**WORK REQUIRED:**
Without omitting anything, retype the data that follows.

**DATA IN THIS EXERCISE:**
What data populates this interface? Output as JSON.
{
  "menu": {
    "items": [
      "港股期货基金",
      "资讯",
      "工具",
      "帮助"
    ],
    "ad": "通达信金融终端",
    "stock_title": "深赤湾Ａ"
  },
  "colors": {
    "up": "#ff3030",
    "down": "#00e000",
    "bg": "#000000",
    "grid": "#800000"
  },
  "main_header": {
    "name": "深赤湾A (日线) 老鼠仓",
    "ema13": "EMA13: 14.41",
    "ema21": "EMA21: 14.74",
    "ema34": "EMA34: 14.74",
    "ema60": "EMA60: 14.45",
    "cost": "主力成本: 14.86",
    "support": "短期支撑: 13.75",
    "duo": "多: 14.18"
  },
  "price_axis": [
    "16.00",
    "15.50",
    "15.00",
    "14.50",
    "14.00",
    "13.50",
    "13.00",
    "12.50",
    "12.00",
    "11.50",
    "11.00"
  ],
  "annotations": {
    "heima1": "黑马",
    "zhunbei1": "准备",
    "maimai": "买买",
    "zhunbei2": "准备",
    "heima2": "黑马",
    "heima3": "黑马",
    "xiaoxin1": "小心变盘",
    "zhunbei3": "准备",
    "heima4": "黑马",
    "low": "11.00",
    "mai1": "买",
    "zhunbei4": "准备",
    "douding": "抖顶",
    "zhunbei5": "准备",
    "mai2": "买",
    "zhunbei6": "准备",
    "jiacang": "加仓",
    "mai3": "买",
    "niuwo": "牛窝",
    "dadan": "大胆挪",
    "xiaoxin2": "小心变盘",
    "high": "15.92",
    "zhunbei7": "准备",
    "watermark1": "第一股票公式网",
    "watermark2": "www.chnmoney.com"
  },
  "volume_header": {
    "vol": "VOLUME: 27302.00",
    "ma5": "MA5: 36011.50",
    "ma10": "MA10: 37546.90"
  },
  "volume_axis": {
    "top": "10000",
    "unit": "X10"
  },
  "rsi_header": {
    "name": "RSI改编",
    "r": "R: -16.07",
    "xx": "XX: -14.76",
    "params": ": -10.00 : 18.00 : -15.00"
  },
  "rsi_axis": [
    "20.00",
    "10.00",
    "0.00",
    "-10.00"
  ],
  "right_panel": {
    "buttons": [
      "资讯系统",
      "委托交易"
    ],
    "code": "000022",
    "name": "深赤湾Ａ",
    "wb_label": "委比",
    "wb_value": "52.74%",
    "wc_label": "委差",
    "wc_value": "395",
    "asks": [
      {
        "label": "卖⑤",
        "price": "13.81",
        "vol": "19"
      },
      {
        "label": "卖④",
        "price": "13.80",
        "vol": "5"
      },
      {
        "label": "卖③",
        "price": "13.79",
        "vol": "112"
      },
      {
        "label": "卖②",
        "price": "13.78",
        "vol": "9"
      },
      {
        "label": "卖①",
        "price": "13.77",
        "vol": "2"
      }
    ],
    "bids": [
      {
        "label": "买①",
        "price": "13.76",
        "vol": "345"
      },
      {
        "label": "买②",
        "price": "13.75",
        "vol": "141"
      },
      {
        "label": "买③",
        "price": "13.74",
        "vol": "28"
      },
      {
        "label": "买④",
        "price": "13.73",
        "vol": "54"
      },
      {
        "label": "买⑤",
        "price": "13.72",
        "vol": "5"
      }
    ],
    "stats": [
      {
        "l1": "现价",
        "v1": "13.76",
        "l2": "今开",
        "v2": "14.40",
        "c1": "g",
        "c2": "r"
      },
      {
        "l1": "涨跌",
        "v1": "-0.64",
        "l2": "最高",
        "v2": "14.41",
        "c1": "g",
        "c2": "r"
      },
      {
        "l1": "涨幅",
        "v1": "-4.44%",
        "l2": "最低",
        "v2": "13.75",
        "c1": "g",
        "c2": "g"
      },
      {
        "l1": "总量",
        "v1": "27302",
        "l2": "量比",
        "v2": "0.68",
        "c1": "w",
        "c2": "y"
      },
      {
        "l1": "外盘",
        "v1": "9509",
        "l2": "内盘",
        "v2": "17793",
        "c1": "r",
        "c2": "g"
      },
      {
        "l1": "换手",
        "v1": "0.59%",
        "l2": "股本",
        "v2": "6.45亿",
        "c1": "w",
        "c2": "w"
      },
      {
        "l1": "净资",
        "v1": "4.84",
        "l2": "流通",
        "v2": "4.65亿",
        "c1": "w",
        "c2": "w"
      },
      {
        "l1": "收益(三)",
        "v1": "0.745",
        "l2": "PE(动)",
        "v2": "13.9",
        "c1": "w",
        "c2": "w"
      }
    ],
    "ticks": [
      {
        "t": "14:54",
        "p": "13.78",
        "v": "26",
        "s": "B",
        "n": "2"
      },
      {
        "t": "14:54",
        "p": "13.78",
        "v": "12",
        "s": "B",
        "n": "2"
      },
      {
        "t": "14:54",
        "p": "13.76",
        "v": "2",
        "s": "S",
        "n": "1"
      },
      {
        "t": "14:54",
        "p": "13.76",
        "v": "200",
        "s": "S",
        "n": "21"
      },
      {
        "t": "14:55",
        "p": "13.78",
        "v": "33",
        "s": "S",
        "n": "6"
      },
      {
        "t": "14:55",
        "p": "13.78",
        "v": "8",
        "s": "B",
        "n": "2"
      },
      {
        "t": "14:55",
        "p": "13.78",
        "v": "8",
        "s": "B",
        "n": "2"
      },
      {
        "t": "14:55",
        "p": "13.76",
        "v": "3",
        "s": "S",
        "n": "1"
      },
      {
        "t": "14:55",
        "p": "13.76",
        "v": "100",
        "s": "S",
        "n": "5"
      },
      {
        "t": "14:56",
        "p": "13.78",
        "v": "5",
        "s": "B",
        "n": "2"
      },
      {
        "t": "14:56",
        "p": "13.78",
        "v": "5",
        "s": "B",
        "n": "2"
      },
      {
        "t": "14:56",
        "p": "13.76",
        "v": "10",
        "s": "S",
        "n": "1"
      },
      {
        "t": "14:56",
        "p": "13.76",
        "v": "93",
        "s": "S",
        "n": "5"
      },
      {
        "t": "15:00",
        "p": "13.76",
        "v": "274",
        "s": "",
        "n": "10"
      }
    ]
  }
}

**ANSWER:**
What data populates this interface? Output as JSON.
{
  "menu": {
    "items": [
      "港股期货基金",
      "资讯",
      "工具",
      "帮助"
    ],
    "ad": "通达信金融终端",
    "stock_title": "深赤湾Ａ"
  },
  "colors": {
    "up": "#ff3030",
    "down": "#00e000",
    "bg": "#000000",
    "grid": "#800000"
  },
  "main_header": {
    "name": "深赤湾A (日线) 老鼠仓",
    "ema13": "EMA13: 14.41",
    "ema21": "EMA21: 14.74",
    "ema34": "EMA34: 14.74",
    "ema60": "EMA60: 14.45",
    "cost": "主力成本: 14.86",
    "support": "短期支撑: 13.75",
    "duo": "多: 14.18"
  },
  "price_axis": [
    "16.00",
    "15.50",
    "15.00",
    "14.50",
    "14.00",
    "13.50",
    "13.00",
    "12.50",
    "12.00",
    "11.50",
    "11.00"
  ],
  "annotations": {
    "heima1": "黑马",
    "zhunbei1": "准备",
    "maimai": "买买",
    "zhunbei2": "准备",
    "heima2": "黑马",
    "heima3": "黑马",
    "xiaoxin1": "小心变盘",
    "zhunbei3": "准备",
    "heima4": "黑马",
    "low": "11.00",
    "mai1": "买",
    "zhunbei4": "准备",
    "douding": "抖顶",
    "zhunbei5": "准备",
    "mai2": "买",
    "zhunbei6": "准备",
    "jiacang": "加仓",
    "mai3": "买",
    "niuwo": "牛窝",
    "dadan": "大胆挪",
    "xiaoxin2": "小心变盘",
    "high": "15.92",
    "zhunbei7": "准备",
    "watermark1": "第一股票公式网",
    "watermark2": "www.chnmoney.com"
  },
  "volume_header": {
    "vol": "VOLUME: 27302.00",
    "ma5": "MA5: 36011.50",
    "ma10": "MA10: 37546.90"
  },
  "volume_axis": {
    "top": "10000",
    "unit": "X10"
  },
  "rsi_header": {
    "name": "RSI改编",
    "r": "R: -16.07",
    "xx": "XX: -14.76",
    "params": ": -10.00 : 18.00 : -15.00"
  },
  "rsi_axis": [
    "20.00",
    "10.00",
    "0.00",
    "-10.00"
  ],
  "right_panel": {
    "buttons": [
      "资讯系统",
      "委托交易"
    ],
    "code": "000022",
    "name": "深赤湾Ａ",
    "wb_label": "委比",
    "wb_value": "52.74%",
    "wc_label": "委差",
    "wc_value": "395",
    "asks": [
      {
        "label": "卖⑤",
        "price": "13.81",
        "vol": "19"
      },
      {
        "label": "卖④",
        "price": "13.80",
        "vol": "5"
      },
      {
        "label": "卖③",
        "price": "13.79",
        "vol": "112"
      },
      {
        "label": "卖②",
        "price": "13.78",
        "vol": "9"
      },
      {
        "label": "卖①",
        "price": "13.77",
        "vol": "2"
      }
    ],
    "bids": [
      {
        "label": "买①",
        "price": "13.76",
        "vol": "345"
      },
      {
        "label": "买②",
        "price": "13.75",
        "vol": "141"
      },
      {
        "label": "买③",
        "price": "13.74",
        "vol": "28"
      },
      {
        "label": "买④",
        "price": "13.73",
        "vol": "54"
      },
      {
        "label": "买⑤",
        "price": "13.72",
        "vol": "5"
      }
    ],
    "stats": [
      {
        "l1": "现价",
        "v1": "13.76",
        "l2": "今开",
        "v2": "14.40",
        "c1": "g",
        "c2": "r"
      },
      {
        "l1": "涨跌",
        "v1": "-0.64",
        "l2": "最高",
        "v2": "14.41",
        "c1": "g",
        "c2": "r"
      },
      {
        "l1": "涨幅",
        "v1": "-4.44%",
        "l2": "最低",
        "v2": "13.75",
        "c1": "g",
        "c2": "g"
      },
      {
        "l1": "总量",
        "v1": "27302",
        "l2": "量比",
        "v2": "0.68",
        "c1": "w",
        "c2": "y"
      },
      {
        "l1": "外盘",
        "v1": "9509",
        "l2": "内盘",
        "v2": "17793",
        "c1": "r",
        "c2": "g"
      },
      {
        "l1": "换手",
        "v1": "0.59%",
        "l2": "股本",
        "v2": "6.45亿",
        "c1": "w",
        "c2": "w"
      },
      {
        "l1": "净资",
        "v1": "4.84",
        "l2": "流通",
        "v2": "4.65亿",
        "c1": "w",
        "c2": "w"
      },
      {
        "l1": "收益(三)",
        "v1": "0.745",
        "l2": "PE(动)",
        "v2": "13.9",
        "c1": "w",
        "c2": "w"
      }
    ],
    "ticks": [
      {
        "t": "14:54",
        "p": "13.78",
        "v": "26",
        "s": "B",
        "n": "2"
      },
      {
        "t": "14:54",
        "p": "13.78",
        "v": "12",
        "s": "B",
        "n": "2"
      },
      {
        "t": "14:54",
        "p": "13.76",
        "v": "2",
        "s": "S",
        "n": "1"
      },
      {
        "t": "14:54",
        "p": "13.76",
        "v": "200",
        "s": "S",
        "n": "21"
      },
      {
        "t": "14:55",
        "p": "13.78",
        "v": "33",
        "s": "S",
        "n": "6"
      },
      {
        "t": "14:55",
        "p": "13.78",
        "v": "8",
        "s": "B",
        "n": "2"
      },
      {
        "t": "14:55",
        "p": "13.78",
        "v": "8",
        "s": "B",
        "n": "2"
      },
      {
        "t": "14:55",
        "p": "13.76",
        "v": "3",
        "s": "S",
        "n": "1"
      },
      {
        "t": "14:55",
        "p": "13.76",
        "v": "100",
        "s": "S",
        "n": "5"
      },
      {
        "t": "14:56",
        "p": "13.78",
        "v": "5",
        "s": "B",
        "n": "2"
      },
      {
        "t": "14:56",
        "p": "13.78",
        "v": "5",
        "s": "B",
        "n": "2"
      },
      {
        "t": "14:56",
        "p": "13.76",
        "v": "10",
        "s": "S",
        "n": "1"
      },
      {
        "t": "14:56",
        "p": "13.76",
        "v": "93",
        "s": "S",
        "n": "5"
      },
      {
        "t": "15:00",
        "p": "13.76",
        "v": "274",
        "s": "",
        "n": "10"
      }
    ]
  }
}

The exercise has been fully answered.